Saved entries:
---------------

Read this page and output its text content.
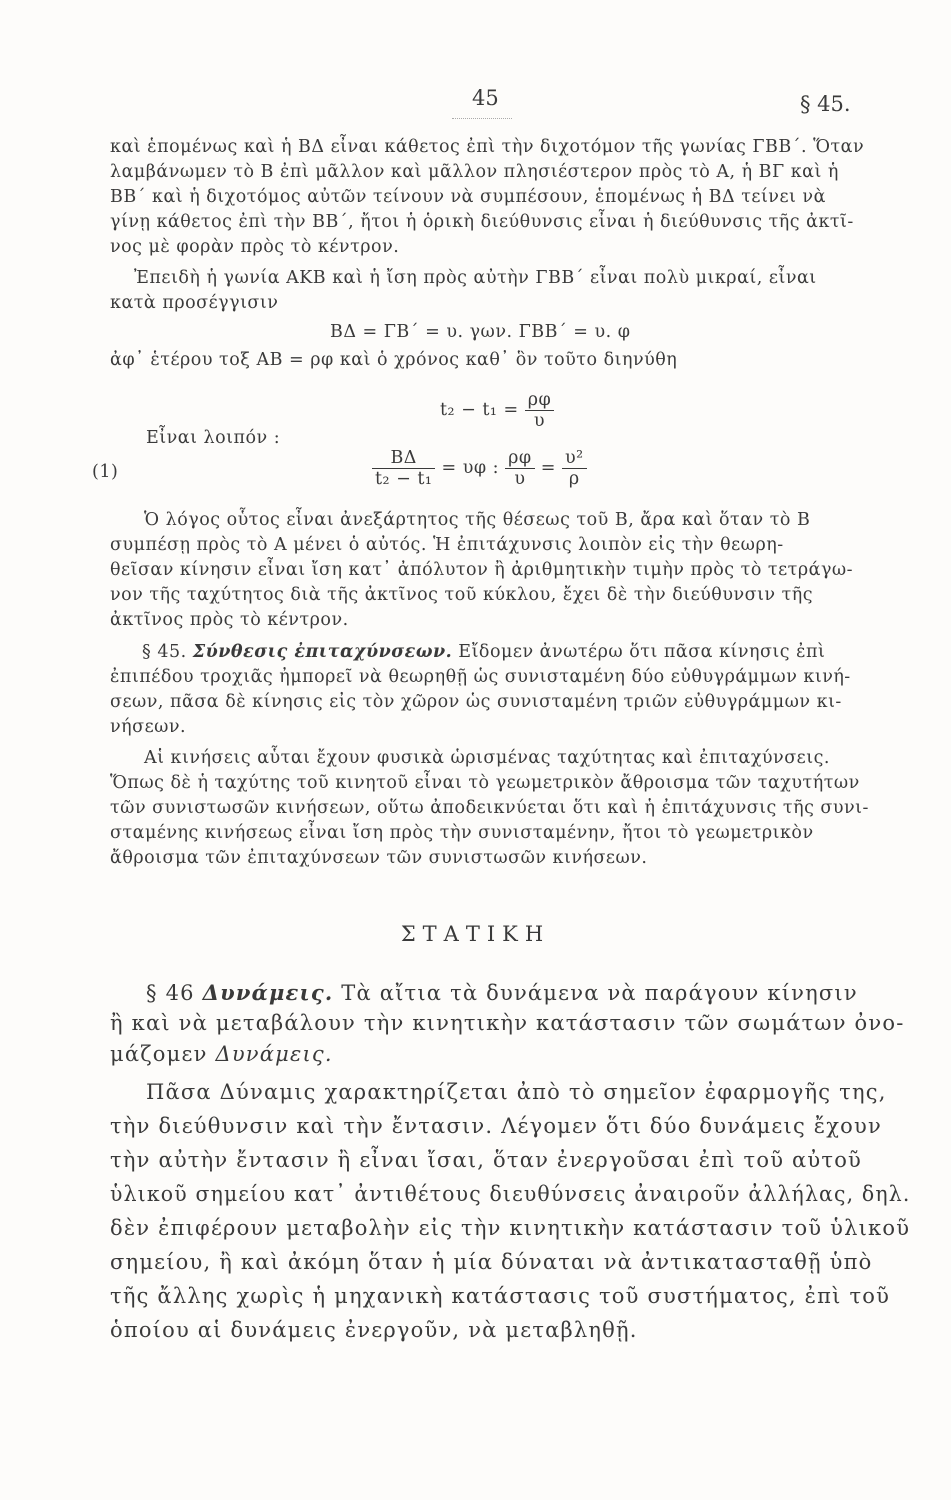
45	§ 45.
καὶ ἑπομένως καὶ ἡ ΒΔ εἶναι κάθετος ἐπὶ τὴν διχοτόμον τῆς γωνίας ΓΒΒ΄. Ὅταν
λαμβάνωμεν τὸ Β ἐπὶ μᾶλλον καὶ μᾶλλον πλησιέστερον πρὸς τὸ Α, ἡ ΒΓ καὶ ἡ
ΒΒ΄ καὶ ἡ διχοτόμος αὐτῶν τείνουν νὰ συμπέσουν, ἑπομένως ἡ ΒΔ τείνει νὰ
γίνῃ κάθετος ἐπὶ τὴν ΒΒ΄, ἤτοι ἡ ὁρικὴ διεύθυνσις εἶναι ἡ διεύθυνσις τῆς ἀκτῖ-
νος μὲ φορὰν πρὸς τὸ κέντρον.
Ἐπειδὴ ἡ γωνία ΑΚΒ καὶ ἡ ἴση πρὸς αὐτὴν ΓΒΒ΄ εἶναι πολὺ μικραί, εἶναι
κατὰ προσέγγισιν
ΒΔ = ΓΒ΄ = υ. γων. ΓΒΒ΄ = υ. φ
ἀφ᾽ ἑτέρου τοξ ΑΒ = ρφ καὶ ὁ χρόνος καθ᾽ ὃν τοῦτο διηνύθη
$t_2 - t_1 = \frac{\rho\varphi}{\upsilon}$
Εἶναι λοιπόν :
(1)	$\frac{B\Delta}{\text{t₂ − t₁}} = \upsilon\varphi$ : $\frac{\rho\varphi}{\upsilon} = \frac{\text{υ²}}{\rho}$
Ὁ λόγος οὗτος εἶναι ἀνεξάρτητος τῆς θέσεως τοῦ Β, ἄρα καὶ ὅταν τὸ Β
συμπέσῃ πρὸς τὸ Α μένει ὁ αὐτός. Ἡ ἐπιτάχυνσις λοιπὸν εἰς τὴν θεωρη-
θεῖσαν κίνησιν εἶναι ἴση κατ᾽ ἀπόλυτον ἢ ἀριθμητικὴν τιμὴν πρὸς τὸ τετράγω-
νον τῆς ταχύτητος διὰ τῆς ἀκτῖνος τοῦ κύκλου, ἔχει δὲ τὴν διεύθυνσιν τῆς
ἀκτῖνος πρὸς τὸ κέντρον.
§ 45. Σύνθεσις ἐπιταχύνσεων. Εἴδομεν ἀνωτέρω ὅτι πᾶσα κίνησις ἐπὶ
ἐπιπέδου τροχιᾶς ἠμπορεῖ νὰ θεωρηθῇ ὡς συνισταμένη δύο εὐθυγράμμων κινή-
σεων, πᾶσα δὲ κίνησις εἰς τὸν χῶρον ὡς συνισταμένη τριῶν εὐθυγράμμων κι-
νήσεων.
Αἱ κινήσεις αὗται ἔχουν φυσικὰ ὡρισμένας ταχύτητας καὶ ἐπιταχύνσεις.
Ὅπως δὲ ἡ ταχύτης τοῦ κινητοῦ εἶναι τὸ γεωμετρικὸν ἄθροισμα τῶν ταχυτήτων
τῶν συνιστωσῶν κινήσεων, οὕτω ἀποδεικνύεται ὅτι καὶ ἡ ἐπιτάχυνσις τῆς συνι-
σταμένης κινήσεως εἶναι ἴση πρὸς τὴν συνισταμένην, ἤτοι τὸ γεωμετρικὸν
ἄθροισμα τῶν ἐπιταχύνσεων τῶν συνιστωσῶν κινήσεων.
ΣΤΑΤΙΚΗ
§ 46 Δυνάμεις. Τὰ αἴτια τὰ δυνάμενα νὰ παράγουν κίνησιν
ἢ καὶ νὰ μεταβάλουν τὴν κινητικὴν κατάστασιν τῶν σωμάτων ὀνο-
μάζομεν Δυνάμεις.
Πᾶσα Δύναμις χαρακτηρίζεται ἀπὸ τὸ σημεῖον ἐφαρμογῆς της,
τὴν διεύθυνσιν καὶ τὴν ἔντασιν. Λέγομεν ὅτι δύο δυνάμεις ἔχουν
τὴν αὐτὴν ἔντασιν ἢ εἶναι ἴσαι, ὅταν ἐνεργοῦσαι ἐπὶ τοῦ αὐτοῦ
ὑλικοῦ σημείου κατ᾽ ἀντιθέτους διευθύνσεις ἀναιροῦν ἀλλήλας, δηλ.
δὲν ἐπιφέρουν μεταβολὴν εἰς τὴν κινητικὴν κατάστασιν τοῦ ὑλικοῦ
σημείου, ἢ καὶ ἀκόμη ὅταν ἡ μία δύναται νὰ ἀντικατασταθῇ ὑπὸ
τῆς ἄλλης χωρὶς ἡ μηχανικὴ κατάστασις τοῦ συστήματος, ἐπὶ τοῦ
ὁποίου αἱ δυνάμεις ἐνεργοῦν, νὰ μεταβληθῇ.
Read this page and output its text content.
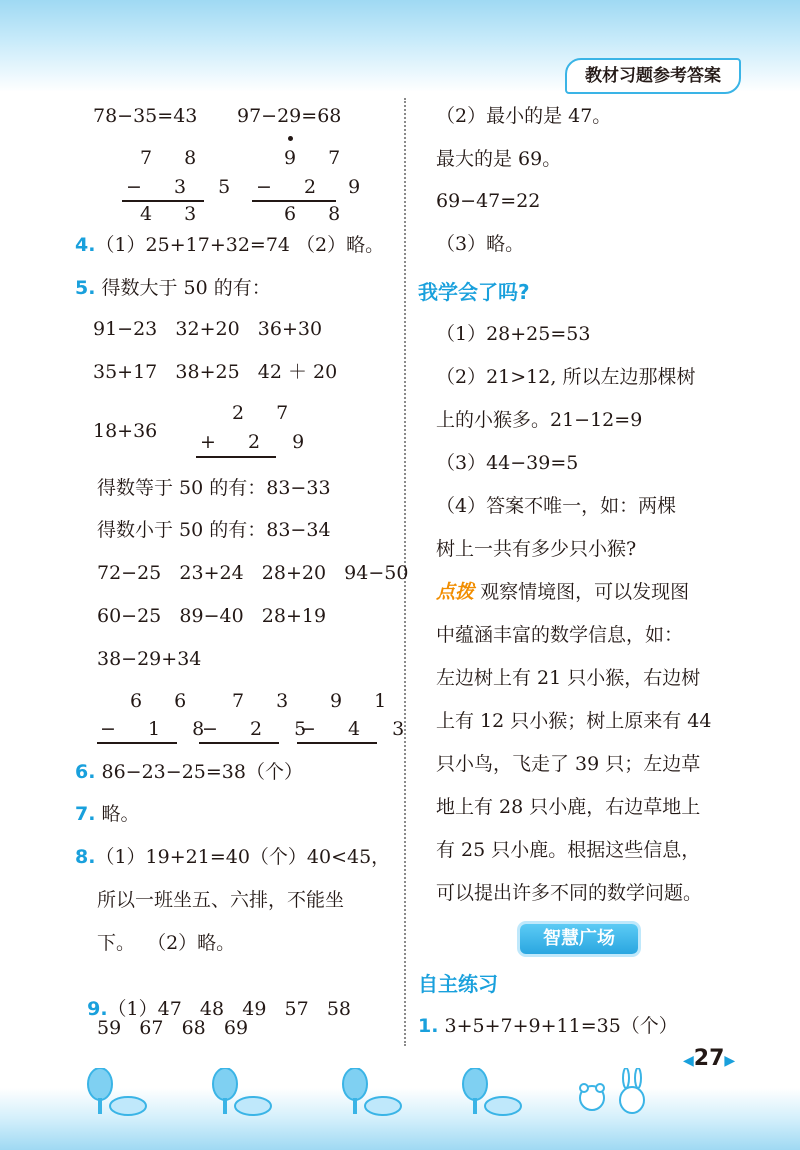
教材习题参考答案
78−35=43 97−29=68
7 8
− 3 5
4 3
9 7
− 2 9
6 8
4.（1）25+17+32=74 （2）略。
5. 得数大于 50 的有：
91−23   32+20   36+30
35+17   38+25   42 ＋ 20
18+36
2 7
+ 2 9
得数等于 50 的有：83−33
得数小于 50 的有：83−34
72−25   23+24   28+20   94−50
60−25   89−40   28+19
38−29+34
6 6
− 1 8
7 3
− 2 5
9 1
− 4 3
6. 86−23−25=38（个）
7. 略。
8.（1）19+21=40（个）40<45，
所以一班坐五、六排，不能坐
下。  （2）略。

9.（1）47   48   49   57   58

59   67   68   69
（2）最小的是 47。
最大的是 69。
69−47=22
（3）略。
我学会了吗?
（1）28+25=53
（2）21>12, 所以左边那棵树
上的小猴多。21−12=9
（3）44−39=5
（4）答案不唯一，如：两棵
树上一共有多少只小猴?
点拨 观察情境图，可以发现图
中蕴涵丰富的数学信息，如：
左边树上有 21 只小猴，右边树
上有 12 只小猴；树上原来有 44
只小鸟，飞走了 39 只；左边草
地上有 28 只小鹿，右边草地上
有 25 只小鹿。根据这些信息，
可以提出许多不同的数学问题。
智慧广场
自主练习
1. 3+5+7+9+11=35（个）
◀27▶
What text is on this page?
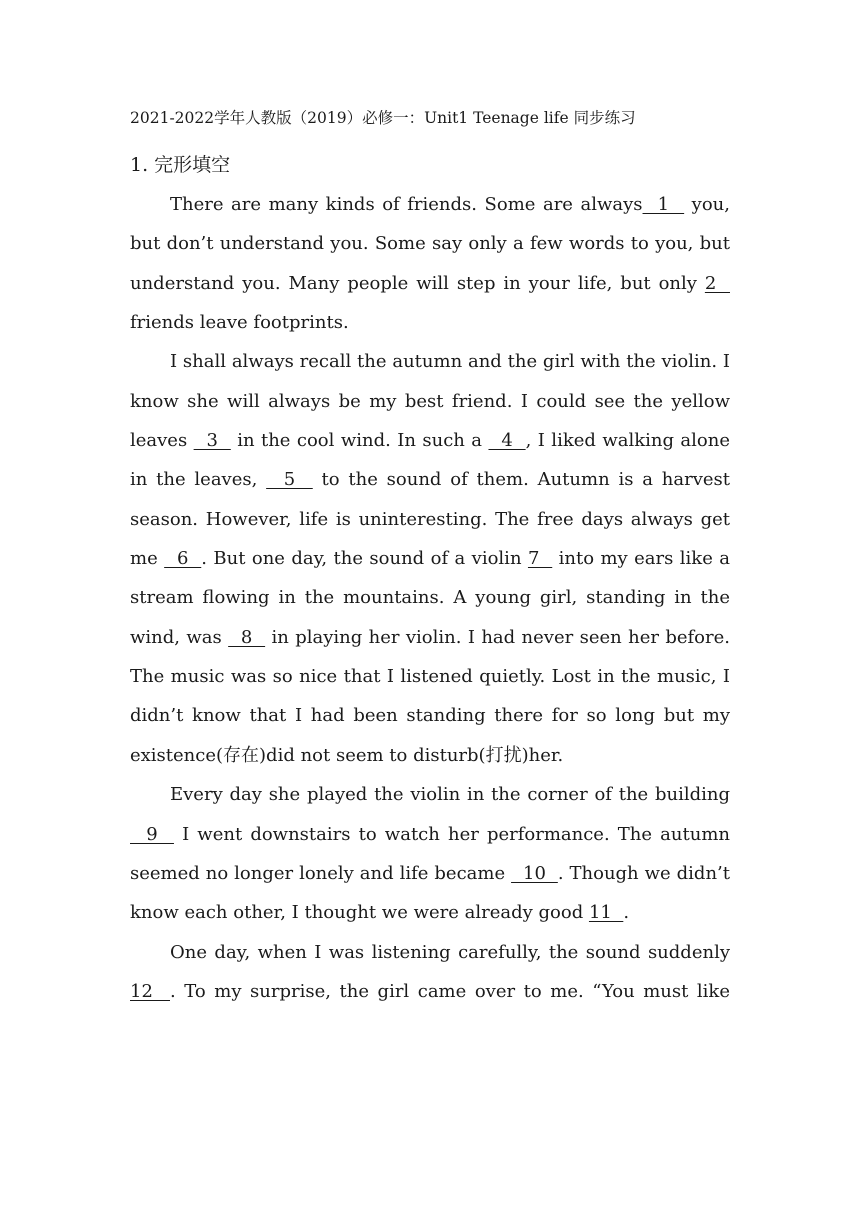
2021-2022学年人教版（2019）必修一：Unit1 Teenage life 同步练习
1. 完形填空

There are many kinds of friends. Some are always  1   you, but don’t understand you. Some say only a few words to you, but understand you. Many people will step in your life, but only 2   friends leave footprints.

I shall always recall the autumn and the girl with the violin. I know she will always be my best friend. I could see the yellow leaves   3   in the cool wind. In such a   4  , I liked walking alone in the leaves,   5   to the sound of them. Autumn is a harvest season. However, life is uninteresting. The free days always get me   6  . But one day, the sound of a violin 7   into my ears like a stream flowing in the mountains. A young girl, standing in the wind, was   8   in playing her violin. I had never seen her before. The music was so nice that I listened quietly. Lost in the music, I didn’t know that I had been standing there for so long but my existence(存在)did not seem to disturb(打扰)her.

Every day she played the violin in the corner of the building   9   I went downstairs to watch her performance. The autumn seemed no longer lonely and life became   10  . Though we didn’t know each other, I thought we were already good 11  .

One day, when I was listening carefully, the sound suddenly 12  . To my surprise, the girl came over to me. “You must like
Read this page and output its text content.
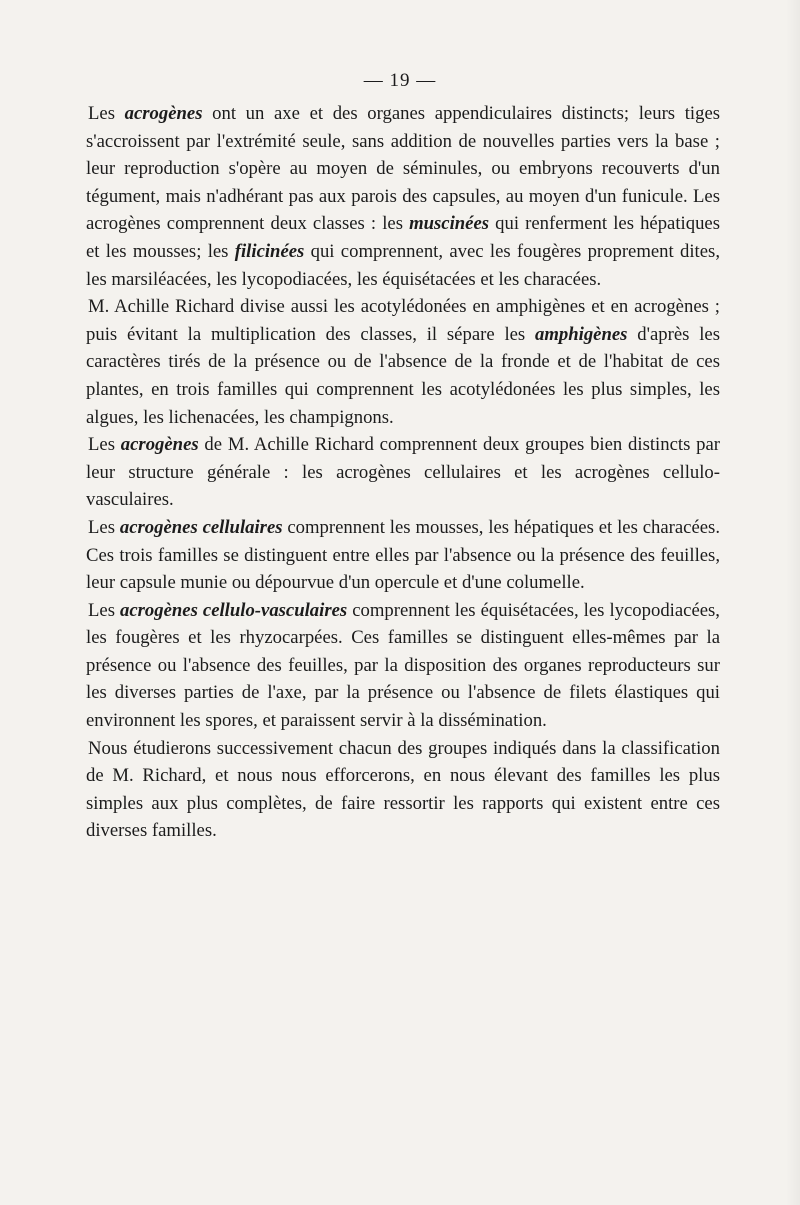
— 19 —

Les acrogènes ont un axe et des organes appendiculaires distincts; leurs tiges s'accroissent par l'extrémité seule, sans addition de nouvelles parties vers la base ; leur reproduction s'opère au moyen de séminules, ou embryons recouverts d'un tégument, mais n'adhérant pas aux parois des capsules, au moyen d'un funicule. Les acrogènes comprennent deux classes : les muscinées qui renferment les hépatiques et les mousses; les filicinées qui comprennent, avec les fougères proprement dites, les marsiléacées, les lycopodiacées, les équisétacées et les characées.

M. Achille Richard divise aussi les acotylédonées en amphigènes et en acrogènes ; puis évitant la multiplication des classes, il sépare les amphigènes d'après les caractères tirés de la présence ou de l'absence de la fronde et de l'habitat de ces plantes, en trois familles qui comprennent les acotylédonées les plus simples, les algues, les lichenacées, les champignons.

Les acrogènes de M. Achille Richard comprennent deux groupes bien distincts par leur structure générale : les acrogènes cellulaires et les acrogènes cellulo-vasculaires.

Les acrogènes cellulaires comprennent les mousses, les hépatiques et les characées. Ces trois familles se distinguent entre elles par l'absence ou la présence des feuilles, leur capsule munie ou dépourvue d'un opercule et d'une columelle.

Les acrogènes cellulo-vasculaires comprennent les équisétacées, les lycopodiacées, les fougères et les rhyzocarpées. Ces familles se distinguent elles-mêmes par la présence ou l'absence des feuilles, par la disposition des organes reproducteurs sur les diverses parties de l'axe, par la présence ou l'absence de filets élastiques qui environnent les spores, et paraissent servir à la dissémination.

Nous étudierons successivement chacun des groupes indiqués dans la classification de M. Richard, et nous nous efforcerons, en nous élevant des familles les plus simples aux plus complètes, de faire ressortir les rapports qui existent entre ces diverses familles.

---------------

▶ [What you have to do] Above are the records; copy every line in them that holds the word "κίνησιν".

▶ [The completed task]
θεῖσαν κίνησιν εἶναι ἴση κατ᾽ ἀπόλυτον ἢ ἀριθμητικὴν τιμὴν πρὸς τὸ τετράγω-
§ 46 Δυνάμεις. Τὰ αἴτια τὰ δυνάμενα νὰ παράγουν κίνησιν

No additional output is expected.